## Begin Records provided

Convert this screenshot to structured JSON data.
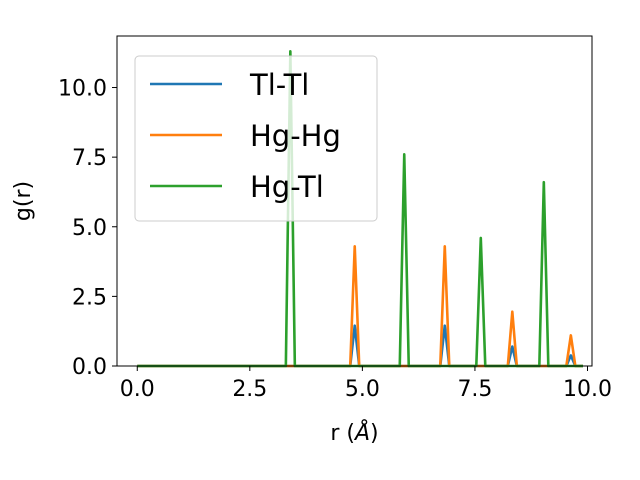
{
  "chart_data": {
    "type": "line",
    "xlabel_prefix": "r (",
    "xlabel_unit": "Å",
    "xlabel_suffix": ")",
    "ylabel": "g(r)",
    "xlim": [
      -0.45,
      10.1
    ],
    "ylim": [
      0,
      11.85
    ],
    "xticks": [
      0.0,
      2.5,
      5.0,
      7.5,
      10.0
    ],
    "xtick_labels": [
      "0.0",
      "2.5",
      "5.0",
      "7.5",
      "10.0"
    ],
    "yticks": [
      0.0,
      2.5,
      5.0,
      7.5,
      10.0
    ],
    "ytick_labels": [
      "0.0",
      "2.5",
      "5.0",
      "7.5",
      "10.0"
    ],
    "grid": false,
    "legend_position": "top-left",
    "series": [
      {
        "name": "Tl-Tl",
        "color": "#1f77b4",
        "x": [
          0.0,
          4.73,
          4.83,
          4.93,
          5.83,
          5.93,
          6.03,
          6.73,
          6.83,
          6.93,
          7.53,
          7.63,
          7.73,
          8.23,
          8.33,
          8.43,
          8.93,
          9.03,
          9.13,
          9.53,
          9.63,
          9.73,
          9.9
        ],
        "y": [
          0.0,
          0.0,
          1.45,
          0.0,
          0.0,
          0.0,
          0.0,
          0.0,
          1.45,
          0.0,
          0.0,
          0.0,
          0.0,
          0.0,
          0.7,
          0.0,
          0.0,
          0.0,
          0.0,
          0.0,
          0.38,
          0.0,
          0.0
        ]
      },
      {
        "name": "Hg-Hg",
        "color": "#ff7f0e",
        "x": [
          0.0,
          4.73,
          4.83,
          4.93,
          5.83,
          5.93,
          6.03,
          6.73,
          6.83,
          6.93,
          7.53,
          7.63,
          7.73,
          8.23,
          8.33,
          8.43,
          8.93,
          9.03,
          9.13,
          9.53,
          9.63,
          9.73,
          9.9
        ],
        "y": [
          0.0,
          0.0,
          4.3,
          0.0,
          0.0,
          0.0,
          0.0,
          0.0,
          4.3,
          0.0,
          0.0,
          0.0,
          0.0,
          0.0,
          1.95,
          0.0,
          0.0,
          0.0,
          0.0,
          0.0,
          1.1,
          0.0,
          0.0
        ]
      },
      {
        "name": "Hg-Tl",
        "color": "#2ca02c",
        "x": [
          0.0,
          3.3,
          3.4,
          3.5,
          5.83,
          5.93,
          6.03,
          7.53,
          7.63,
          7.73,
          8.93,
          9.03,
          9.13,
          9.9
        ],
        "y": [
          0.0,
          0.0,
          11.3,
          0.0,
          0.0,
          7.6,
          0.0,
          0.0,
          4.6,
          0.0,
          0.0,
          6.6,
          0.0,
          0.0
        ]
      }
    ]
  }
}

## End Records provided

Leave out the pictures and output every record above precisely as given.

Convert this screenshot to structured JSON data.
{
  "chart_data": {
    "type": "line",
    "xlabel_prefix": "r (",
    "xlabel_unit": "Å",
    "xlabel_suffix": ")",
    "ylabel": "g(r)",
    "xlim": [
      -0.45,
      10.1
    ],
    "ylim": [
      0,
      11.85
    ],
    "xticks": [
      0.0,
      2.5,
      5.0,
      7.5,
      10.0
    ],
    "xtick_labels": [
      "0.0",
      "2.5",
      "5.0",
      "7.5",
      "10.0"
    ],
    "yticks": [
      0.0,
      2.5,
      5.0,
      7.5,
      10.0
    ],
    "ytick_labels": [
      "0.0",
      "2.5",
      "5.0",
      "7.5",
      "10.0"
    ],
    "grid": false,
    "legend_position": "top-left",
    "series": [
      {
        "name": "Tl-Tl",
        "color": "#1f77b4",
        "x": [
          0.0,
          4.73,
          4.83,
          4.93,
          5.83,
          5.93,
          6.03,
          6.73,
          6.83,
          6.93,
          7.53,
          7.63,
          7.73,
          8.23,
          8.33,
          8.43,
          8.93,
          9.03,
          9.13,
          9.53,
          9.63,
          9.73,
          9.9
        ],
        "y": [
          0.0,
          0.0,
          1.45,
          0.0,
          0.0,
          0.0,
          0.0,
          0.0,
          1.45,
          0.0,
          0.0,
          0.0,
          0.0,
          0.0,
          0.7,
          0.0,
          0.0,
          0.0,
          0.0,
          0.0,
          0.38,
          0.0,
          0.0
        ]
      },
      {
        "name": "Hg-Hg",
        "color": "#ff7f0e",
        "x": [
          0.0,
          4.73,
          4.83,
          4.93,
          5.83,
          5.93,
          6.03,
          6.73,
          6.83,
          6.93,
          7.53,
          7.63,
          7.73,
          8.23,
          8.33,
          8.43,
          8.93,
          9.03,
          9.13,
          9.53,
          9.63,
          9.73,
          9.9
        ],
        "y": [
          0.0,
          0.0,
          4.3,
          0.0,
          0.0,
          0.0,
          0.0,
          0.0,
          4.3,
          0.0,
          0.0,
          0.0,
          0.0,
          0.0,
          1.95,
          0.0,
          0.0,
          0.0,
          0.0,
          0.0,
          1.1,
          0.0,
          0.0
        ]
      },
      {
        "name": "Hg-Tl",
        "color": "#2ca02c",
        "x": [
          0.0,
          3.3,
          3.4,
          3.5,
          5.83,
          5.93,
          6.03,
          7.53,
          7.63,
          7.73,
          8.93,
          9.03,
          9.13,
          9.9
        ],
        "y": [
          0.0,
          0.0,
          11.3,
          0.0,
          0.0,
          7.6,
          0.0,
          0.0,
          4.6,
          0.0,
          0.0,
          6.6,
          0.0,
          0.0
        ]
      }
    ]
  }
}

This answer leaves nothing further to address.